### Task prompt
Go through the material and tally the lines containing the string "Chemistry". Give the total alone.

(Stored records)
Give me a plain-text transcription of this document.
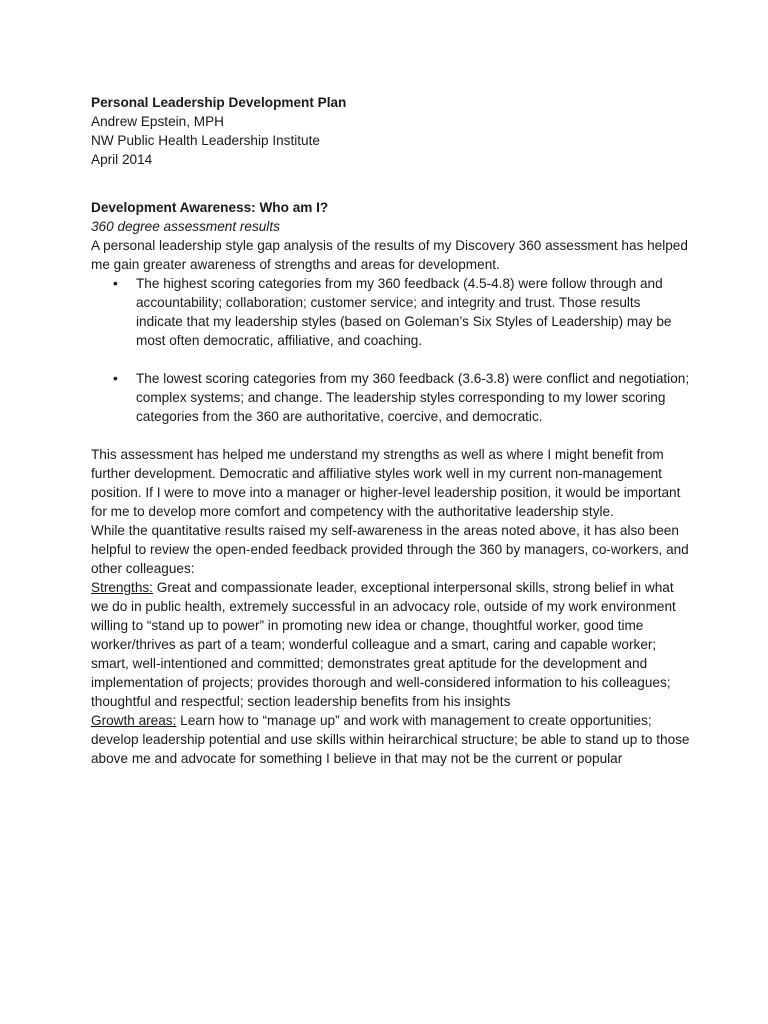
Personal Leadership Development Plan

Andrew Epstein, MPH

NW Public Health Leadership Institute

April 2014

Development Awareness: Who am I?

360 degree assessment results

A personal leadership style gap analysis of the results of my Discovery 360 assessment has helped me gain greater awareness of strengths and areas for development.

• The highest scoring categories from my 360 feedback (4.5-4.8) were follow through and accountability; collaboration; customer service; and integrity and trust. Those results indicate that my leadership styles (based on Goleman’s Six Styles of Leadership) may be most often democratic, affiliative, and coaching.
• The lowest scoring categories from my 360 feedback (3.6-3.8) were conflict and negotiation; complex systems; and change. The leadership styles corresponding to my lower scoring categories from the 360 are authoritative, coercive, and democratic.

This assessment has helped me understand my strengths as well as where I might benefit from further development. Democratic and affiliative styles work well in my current non-management position. If I were to move into a manager or higher-level leadership position, it would be important for me to develop more comfort and competency with the authoritative leadership style.

While the quantitative results raised my self-awareness in the areas noted above, it has also been helpful to review the open-ended feedback provided through the 360 by managers, co-workers, and other colleagues:

Strengths: Great and compassionate leader, exceptional interpersonal skills, strong belief in what we do in public health, extremely successful in an advocacy role, outside of my work environment willing to “stand up to power” in promoting new idea or change, thoughtful worker, good time worker/thrives as part of a team; wonderful colleague and a smart, caring and capable worker; smart, well-intentioned and committed; demonstrates great aptitude for the development and implementation of projects; provides thorough and well-considered information to his colleagues; thoughtful and respectful; section leadership benefits from his insights

Growth areas: Learn how to “manage up” and work with management to create opportunities; develop leadership potential and use skills within heirarchical structure; be able to stand up to those above me and advocate for something I believe in that may not be the current or popular
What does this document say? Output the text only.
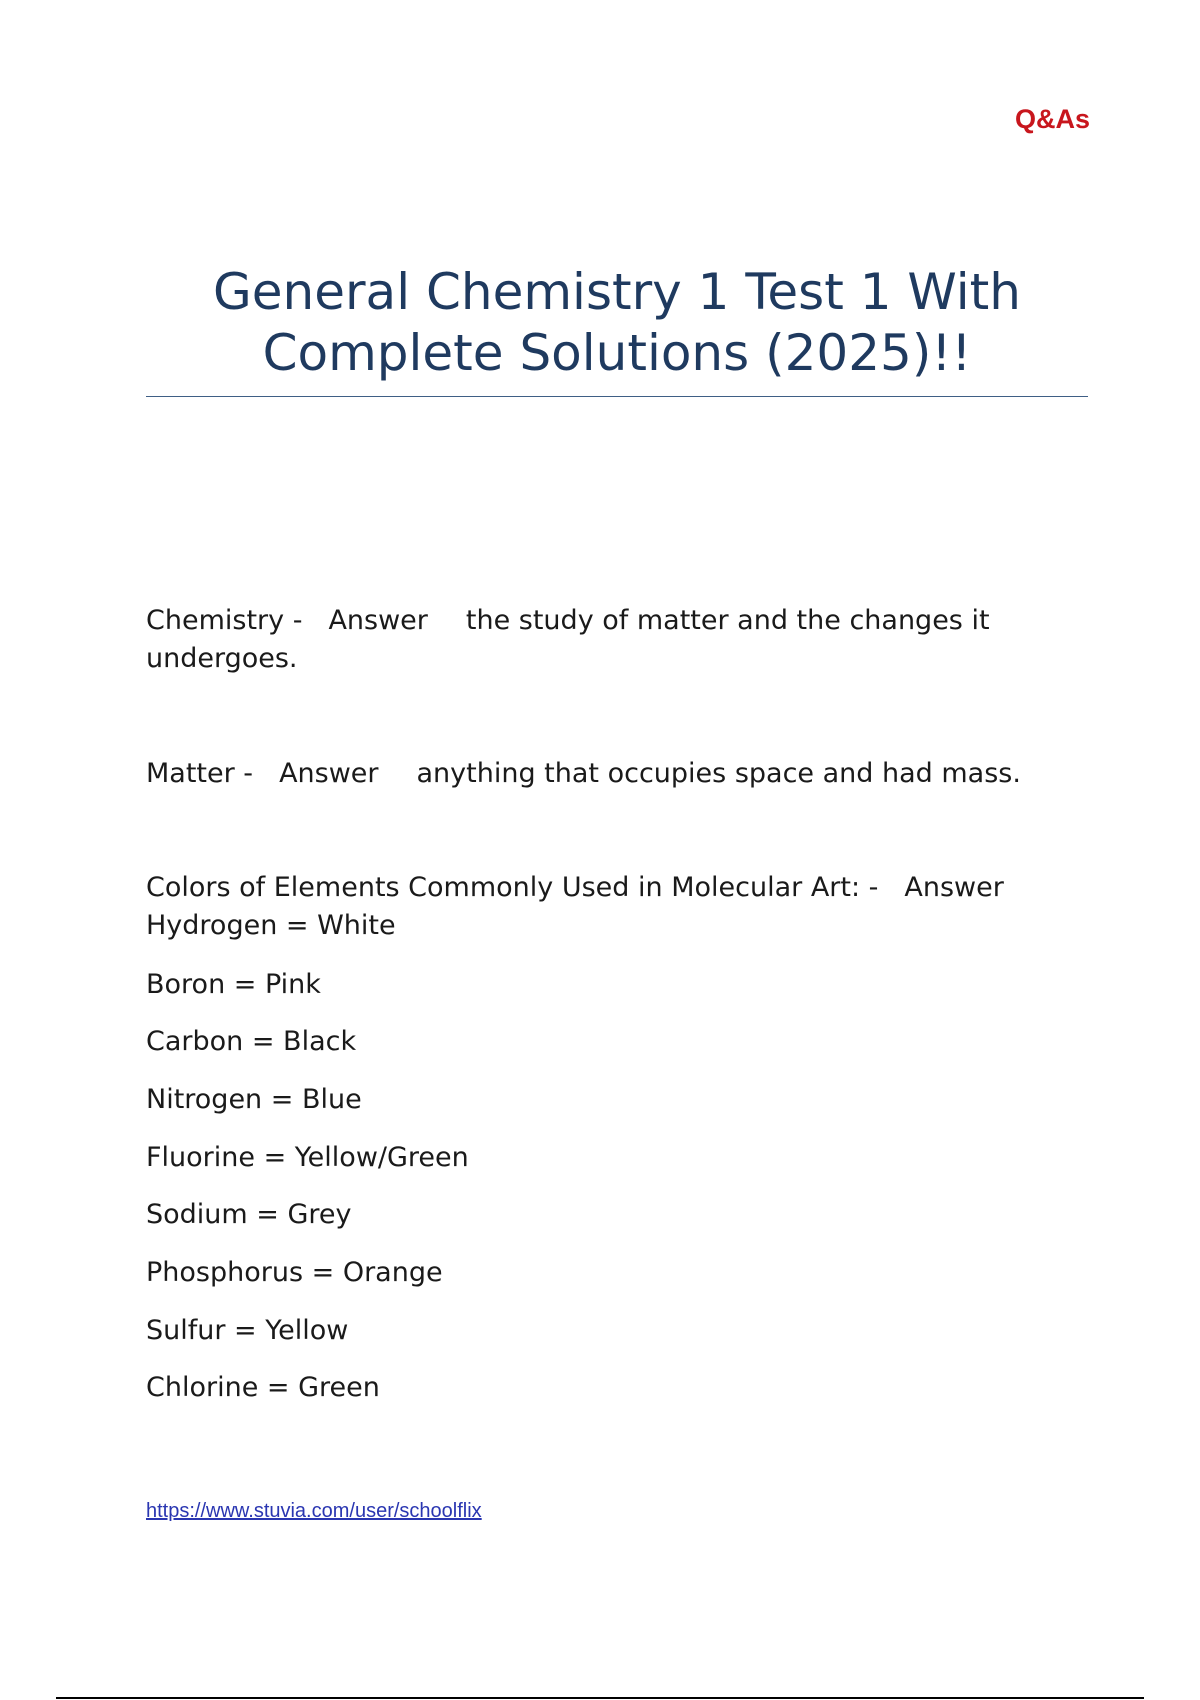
Q&As
General Chemistry 1 Test 1 With
Complete Solutions (2025)!!
Chemistry - Answer the study of matter and the changes it undergoes.
Matter - Answer anything that occupies space and had mass.
Colors of Elements Commonly Used in Molecular Art: - Answer
Hydrogen = White
Boron = Pink
Carbon = Black
Nitrogen = Blue
Fluorine = Yellow/Green
Sodium = Grey
Phosphorus = Orange
Sulfur = Yellow
Chlorine = Green
https://www.stuvia.com/user/schoolflix
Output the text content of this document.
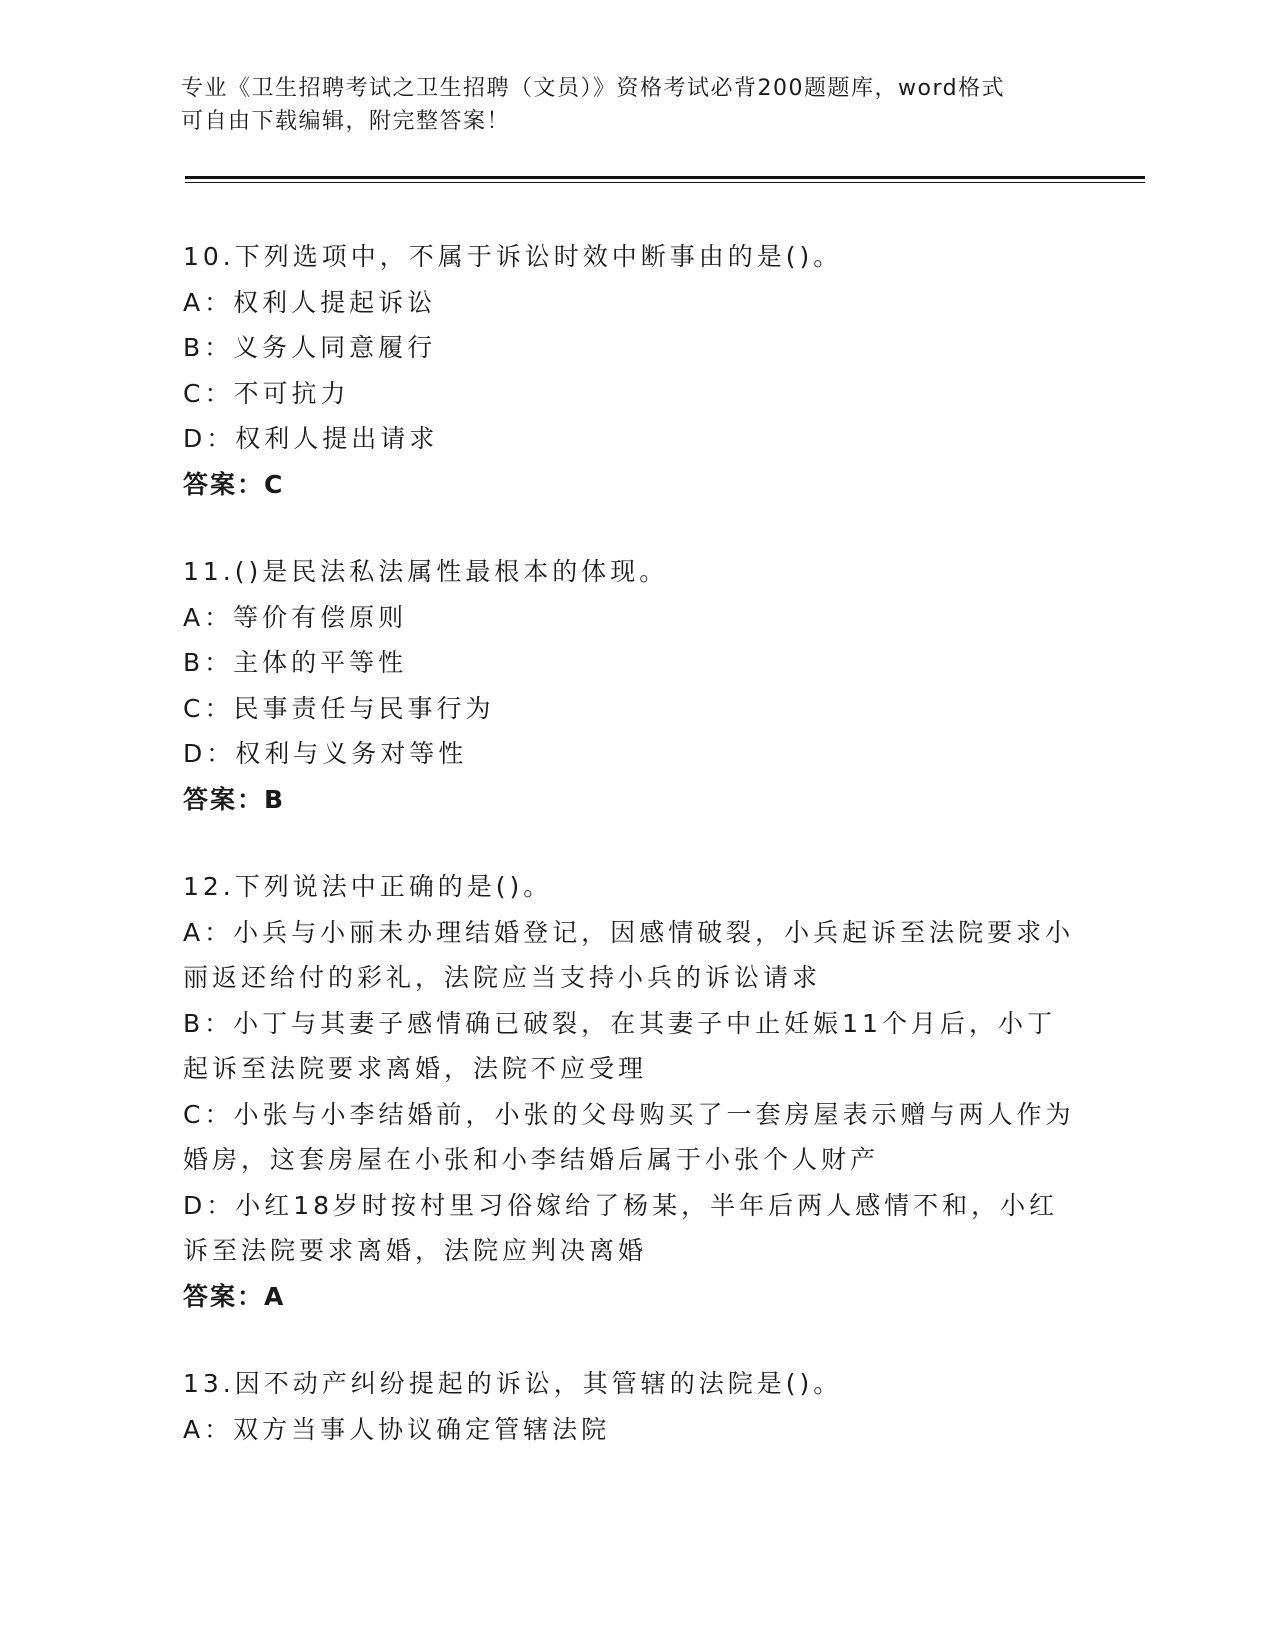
专业《卫生招聘考试之卫生招聘（文员）》资格考试必背200题题库，word格式
可自由下载编辑，附完整答案！
10.下列选项中，不属于诉讼时效中断事由的是()。
A：权利人提起诉讼
B：义务人同意履行
C：不可抗力
D：权利人提出请求
答案：C
11.()是民法私法属性最根本的体现。
A：等价有偿原则
B：主体的平等性
C：民事责任与民事行为
D：权利与义务对等性
答案：B
12.下列说法中正确的是()。
A：小兵与小丽未办理结婚登记，因感情破裂，小兵起诉至法院要求小丽返还给付的彩礼，法院应当支持小兵的诉讼请求
B：小丁与其妻子感情确已破裂，在其妻子中止妊娠11个月后，小丁起诉至法院要求离婚，法院不应受理
C：小张与小李结婚前，小张的父母购买了一套房屋表示赠与两人作为婚房，这套房屋在小张和小李结婚后属于小张个人财产
D：小红18岁时按村里习俗嫁给了杨某，半年后两人感情不和，小红诉至法院要求离婚，法院应判决离婚
答案：A
13.因不动产纠纷提起的诉讼，其管辖的法院是()。
A：双方当事人协议确定管辖法院
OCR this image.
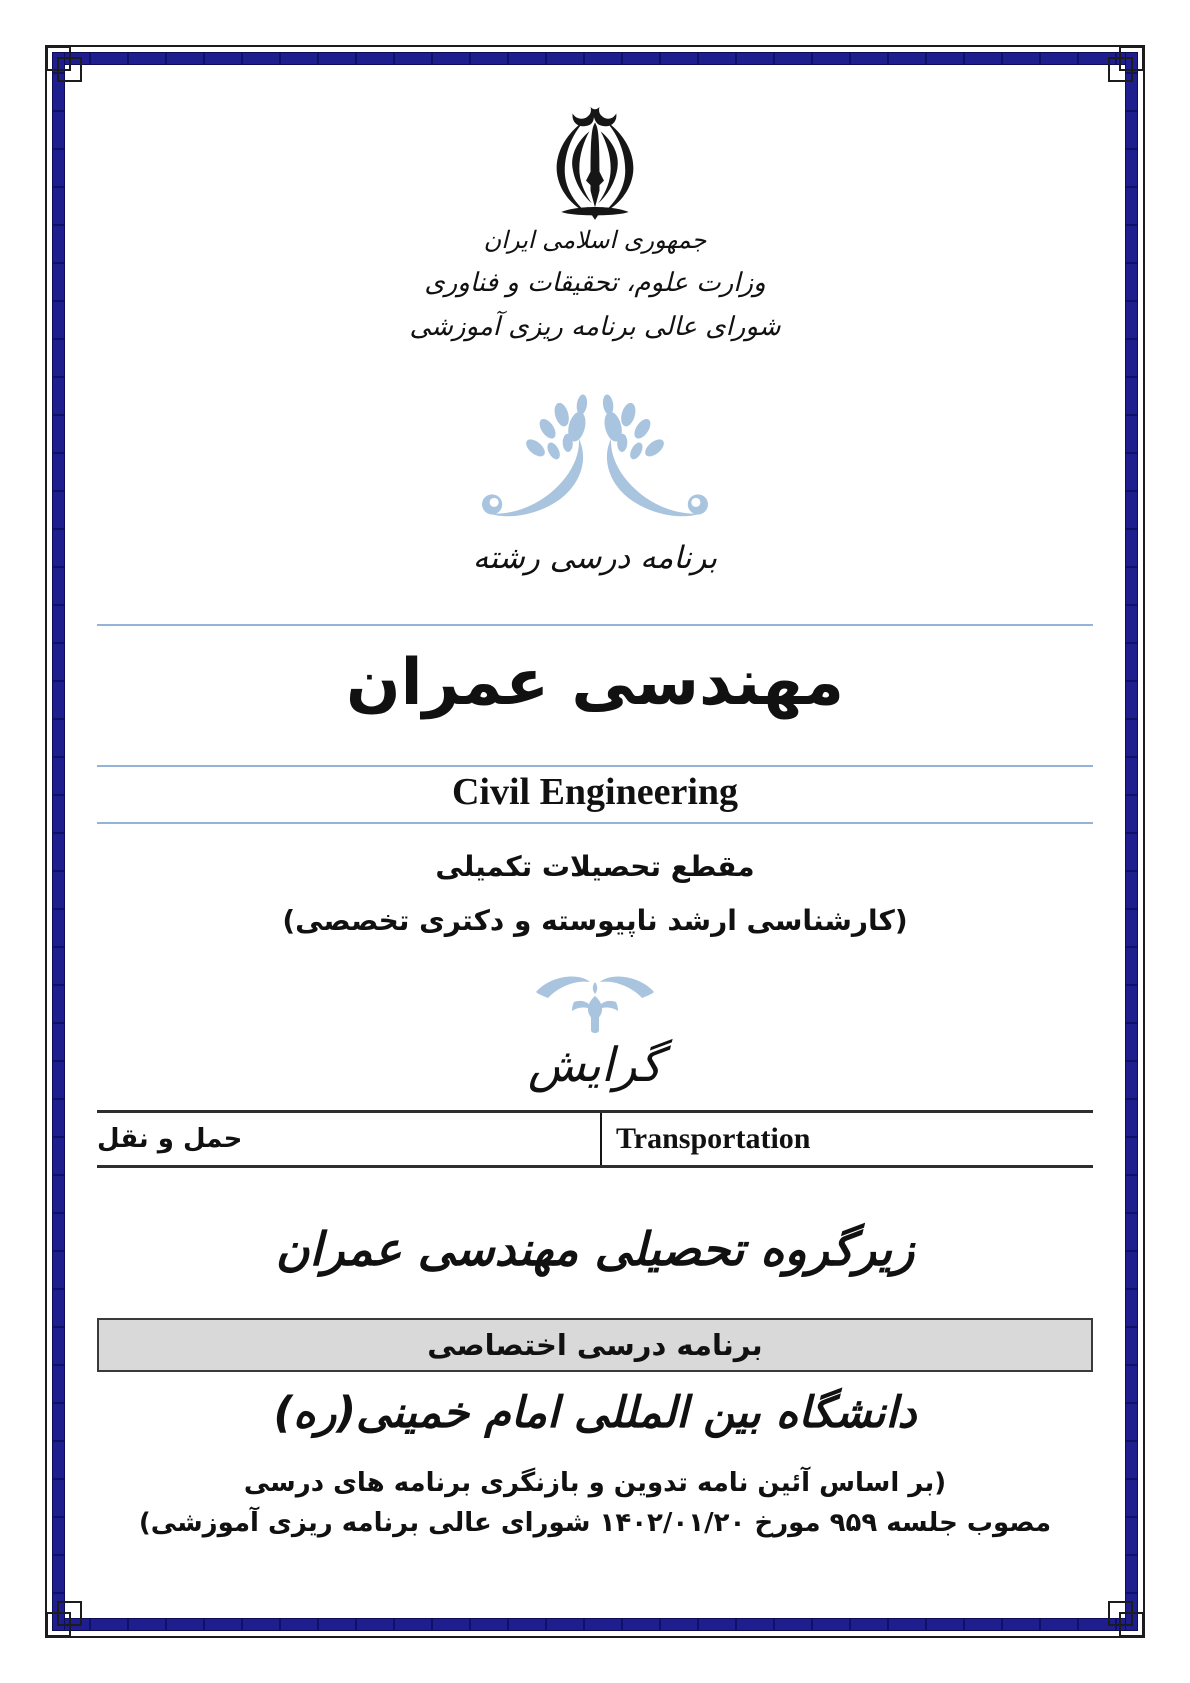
جمهوری اسلامی ایران
وزارت علوم، تحقیقات و فناوری
شورای عالی برنامه ریزی آموزشی
برنامه درسی رشته
مهندسی عمران
Civil Engineering
مقطع تحصیلات تکمیلی
(کارشناسی ارشد ناپیوسته و دکتری تخصصی)
گرایش
حمل و نقل	Transportation
زیرگروه تحصیلی مهندسی عمران
برنامه درسی اختصاصی
دانشگاه بین المللی امام خمینی(ره)
(بر اساس آئین نامه تدوین و بازنگری برنامه های درسی
مصوب جلسه ۹۵۹ مورخ ۱۴۰۲/۰۱/۲۰ شورای عالی برنامه ریزی آموزشی)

### Problem solution
2